TASK REQUIREMENTS:
Starting at the line that holds "Extract all readable text from this page.", copy every line exactly through the end of the data, and no others.

[Data entries]
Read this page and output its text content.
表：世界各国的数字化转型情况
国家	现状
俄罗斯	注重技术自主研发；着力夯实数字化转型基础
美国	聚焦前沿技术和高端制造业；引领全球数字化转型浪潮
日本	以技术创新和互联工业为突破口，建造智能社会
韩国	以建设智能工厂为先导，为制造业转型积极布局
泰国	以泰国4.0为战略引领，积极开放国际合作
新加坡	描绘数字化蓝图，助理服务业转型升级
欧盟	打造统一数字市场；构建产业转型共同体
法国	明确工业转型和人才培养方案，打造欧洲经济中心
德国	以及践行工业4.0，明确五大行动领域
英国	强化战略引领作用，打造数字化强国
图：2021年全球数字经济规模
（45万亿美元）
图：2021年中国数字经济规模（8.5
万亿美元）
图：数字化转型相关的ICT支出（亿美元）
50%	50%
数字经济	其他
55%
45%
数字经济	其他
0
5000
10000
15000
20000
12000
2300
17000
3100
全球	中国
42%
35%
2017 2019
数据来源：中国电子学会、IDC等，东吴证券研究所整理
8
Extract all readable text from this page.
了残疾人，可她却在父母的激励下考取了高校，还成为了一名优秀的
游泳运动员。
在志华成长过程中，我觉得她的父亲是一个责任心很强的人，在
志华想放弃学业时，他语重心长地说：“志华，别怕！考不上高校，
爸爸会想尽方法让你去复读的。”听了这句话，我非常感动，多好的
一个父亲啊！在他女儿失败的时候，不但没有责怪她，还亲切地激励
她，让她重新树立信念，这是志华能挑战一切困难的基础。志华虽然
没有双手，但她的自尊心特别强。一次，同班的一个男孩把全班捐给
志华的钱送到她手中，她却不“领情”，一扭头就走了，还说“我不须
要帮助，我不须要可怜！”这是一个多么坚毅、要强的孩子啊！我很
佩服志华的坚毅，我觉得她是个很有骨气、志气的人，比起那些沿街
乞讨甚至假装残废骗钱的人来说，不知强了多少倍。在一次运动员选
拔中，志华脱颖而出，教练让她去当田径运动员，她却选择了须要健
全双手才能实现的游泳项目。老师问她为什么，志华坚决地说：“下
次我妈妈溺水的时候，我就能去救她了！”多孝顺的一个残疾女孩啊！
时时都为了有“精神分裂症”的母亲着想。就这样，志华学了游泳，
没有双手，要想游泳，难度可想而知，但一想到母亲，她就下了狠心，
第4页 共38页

SOLUTION FOR THIS TASK:
Extract all readable text from this page.
了残疾人，可她却在父母的激励下考取了高校，还成为了一名优秀的
游泳运动员。
在志华成长过程中，我觉得她的父亲是一个责任心很强的人，在
志华想放弃学业时，他语重心长地说：“志华，别怕！考不上高校，
爸爸会想尽方法让你去复读的。”听了这句话，我非常感动，多好的
一个父亲啊！在他女儿失败的时候，不但没有责怪她，还亲切地激励
她，让她重新树立信念，这是志华能挑战一切困难的基础。志华虽然
没有双手，但她的自尊心特别强。一次，同班的一个男孩把全班捐给
志华的钱送到她手中，她却不“领情”，一扭头就走了，还说“我不须
要帮助，我不须要可怜！”这是一个多么坚毅、要强的孩子啊！我很
佩服志华的坚毅，我觉得她是个很有骨气、志气的人，比起那些沿街
乞讨甚至假装残废骗钱的人来说，不知强了多少倍。在一次运动员选
拔中，志华脱颖而出，教练让她去当田径运动员，她却选择了须要健
全双手才能实现的游泳项目。老师问她为什么，志华坚决地说：“下
次我妈妈溺水的时候，我就能去救她了！”多孝顺的一个残疾女孩啊！
时时都为了有“精神分裂症”的母亲着想。就这样，志华学了游泳，
没有双手，要想游泳，难度可想而知，但一想到母亲，她就下了狠心，
第4页 共38页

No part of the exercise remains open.